# EXERCISE PROMPT
Restate the data exactly as given and keep the pictures out.

# Extracted records
※ ※ ※

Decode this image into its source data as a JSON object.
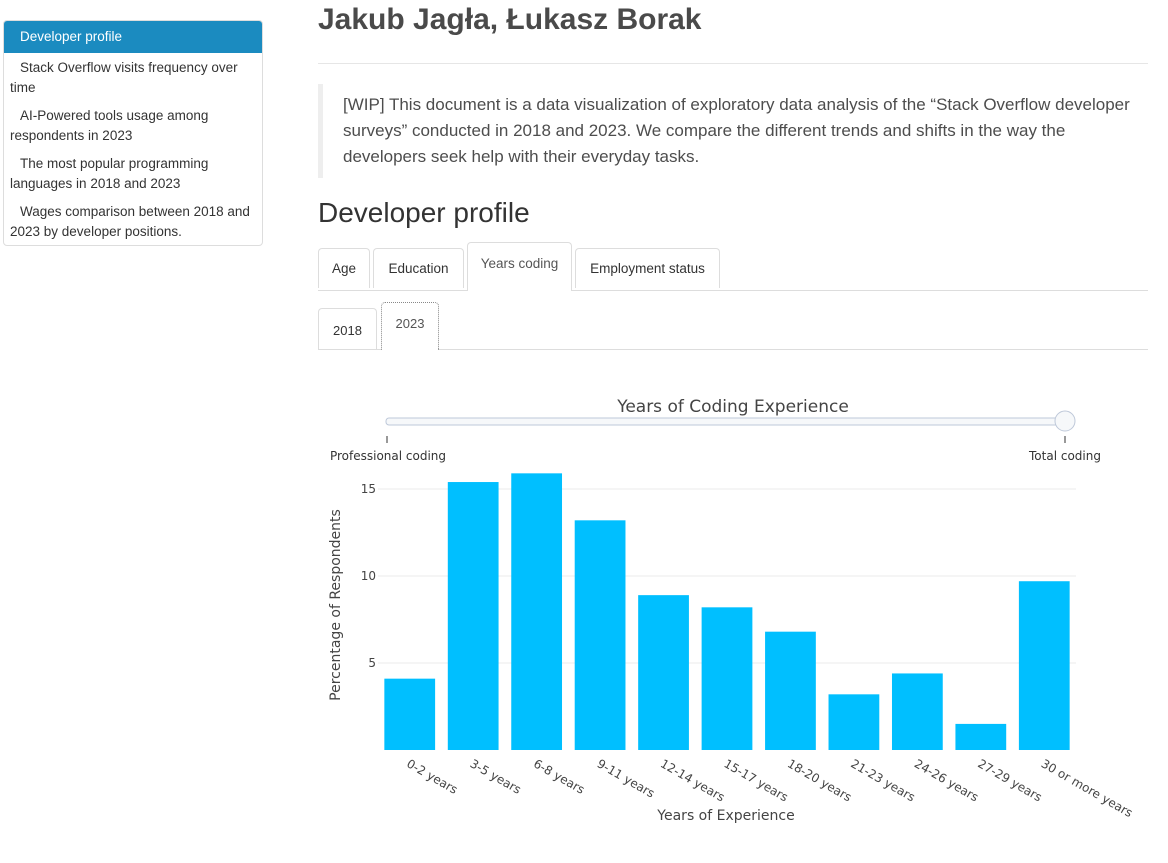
{
  "toc": {
    "items": [
      {
        "label": "Developer profile"
      },
      {
        "label": "Stack Overflow visits frequency over time"
      },
      {
        "label": "AI-Powered tools usage among respondents in 2023"
      },
      {
        "label": "The most popular programming languages in 2018 and 2023"
      },
      {
        "label": "Wages comparison between 2018 and 2023 by developer positions."
      }
    ]
  },
  "header": {
    "authors": "Jakub Jagła, Łukasz Borak",
    "intro": "[WIP] This document is a data visualization of exploratory data analysis of the “Stack Overflow developer surveys” conducted in 2018 and 2023. We compare the different trends and shifts in the way the developers seek help with their everyday tasks."
  },
  "section": {
    "title": "Developer profile"
  },
  "tabs": [
    {
      "label": "Age"
    },
    {
      "label": "Education"
    },
    {
      "label": "Years coding"
    },
    {
      "label": "Employment status"
    }
  ],
  "year_tabs": [
    {
      "label": "2018"
    },
    {
      "label": "2023"
    }
  ],
  "slider": {
    "title": "Years of Coding Experience",
    "options": [
      "Professional coding",
      "Total coding"
    ],
    "selected": "Total coding"
  },
  "colors": {
    "bar": "#00bfff",
    "toc_active": "#1b8bc0"
  },
  "chart_data": {
    "type": "bar",
    "categories": [
      "0-2 years",
      "3-5 years",
      "6-8 years",
      "9-11 years",
      "12-14 years",
      "15-17 years",
      "18-20 years",
      "21-23 years",
      "24-26 years",
      "27-29 years",
      "30 or more years"
    ],
    "values": [
      4.1,
      15.4,
      15.9,
      13.2,
      8.9,
      8.2,
      6.8,
      3.2,
      4.4,
      1.5,
      9.7
    ],
    "xlabel": "Years of Experience",
    "ylabel": "Percentage of Respondents",
    "yticks": [
      5,
      10,
      15
    ],
    "ylim": [
      0,
      16.5
    ],
    "grid": true
  }
}
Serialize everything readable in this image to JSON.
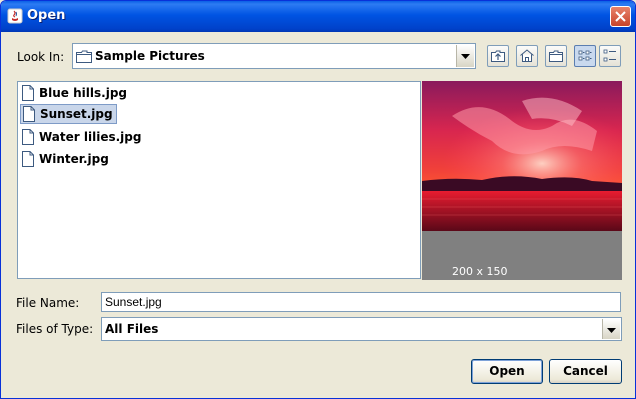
{
  "window": {
    "title": "Open",
    "accent_color": "#0054e3"
  },
  "toolbar": {
    "look_in_label": "Look In:",
    "look_in_value": "Sample Pictures",
    "buttons": [
      "up-one-level-icon",
      "home-icon",
      "new-folder-icon",
      "list-view-icon",
      "details-view-icon"
    ]
  },
  "files": [
    {
      "name": "Blue hills.jpg",
      "selected": false
    },
    {
      "name": "Sunset.jpg",
      "selected": true
    },
    {
      "name": "Water lilies.jpg",
      "selected": false
    },
    {
      "name": "Winter.jpg",
      "selected": false
    }
  ],
  "preview": {
    "dimensions": "200 x 150"
  },
  "form": {
    "file_name_label": "File Name:",
    "file_name_value": "Sunset.jpg",
    "files_of_type_label": "Files of Type:",
    "files_of_type_value": "All Files"
  },
  "actions": {
    "open_label": "Open",
    "cancel_label": "Cancel"
  }
}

※ ※ ※

# COMPLETE ANSWER
Decode this image into its source data as a JSON object.
{
  "toc": {
    "items": [
      {
        "label": "Developer profile"
      },
      {
        "label": "Stack Overflow visits frequency over time"
      },
      {
        "label": "AI-Powered tools usage among respondents in 2023"
      },
      {
        "label": "The most popular programming languages in 2018 and 2023"
      },
      {
        "label": "Wages comparison between 2018 and 2023 by developer positions."
      }
    ]
  },
  "header": {
    "authors": "Jakub Jagła, Łukasz Borak",
    "intro": "[WIP] This document is a data visualization of exploratory data analysis of the “Stack Overflow developer surveys” conducted in 2018 and 2023. We compare the different trends and shifts in the way the developers seek help with their everyday tasks."
  },
  "section": {
    "title": "Developer profile"
  },
  "tabs": [
    {
      "label": "Age"
    },
    {
      "label": "Education"
    },
    {
      "label": "Years coding"
    },
    {
      "label": "Employment status"
    }
  ],
  "year_tabs": [
    {
      "label": "2018"
    },
    {
      "label": "2023"
    }
  ],
  "slider": {
    "title": "Years of Coding Experience",
    "options": [
      "Professional coding",
      "Total coding"
    ],
    "selected": "Total coding"
  },
  "colors": {
    "bar": "#00bfff",
    "toc_active": "#1b8bc0"
  },
  "chart_data": {
    "type": "bar",
    "categories": [
      "0-2 years",
      "3-5 years",
      "6-8 years",
      "9-11 years",
      "12-14 years",
      "15-17 years",
      "18-20 years",
      "21-23 years",
      "24-26 years",
      "27-29 years",
      "30 or more years"
    ],
    "values": [
      4.1,
      15.4,
      15.9,
      13.2,
      8.9,
      8.2,
      6.8,
      3.2,
      4.4,
      1.5,
      9.7
    ],
    "xlabel": "Years of Experience",
    "ylabel": "Percentage of Respondents",
    "yticks": [
      5,
      10,
      15
    ],
    "ylim": [
      0,
      16.5
    ],
    "grid": true
  }
}
Serialize everything readable in this image to JSON.
{
  "window": {
    "title": "Open",
    "accent_color": "#0054e3"
  },
  "toolbar": {
    "look_in_label": "Look In:",
    "look_in_value": "Sample Pictures",
    "buttons": [
      "up-one-level-icon",
      "home-icon",
      "new-folder-icon",
      "list-view-icon",
      "details-view-icon"
    ]
  },
  "files": [
    {
      "name": "Blue hills.jpg",
      "selected": false
    },
    {
      "name": "Sunset.jpg",
      "selected": true
    },
    {
      "name": "Water lilies.jpg",
      "selected": false
    },
    {
      "name": "Winter.jpg",
      "selected": false
    }
  ],
  "preview": {
    "dimensions": "200 x 150"
  },
  "form": {
    "file_name_label": "File Name:",
    "file_name_value": "Sunset.jpg",
    "files_of_type_label": "Files of Type:",
    "files_of_type_value": "All Files"
  },
  "actions": {
    "open_label": "Open",
    "cancel_label": "Cancel"
  }
}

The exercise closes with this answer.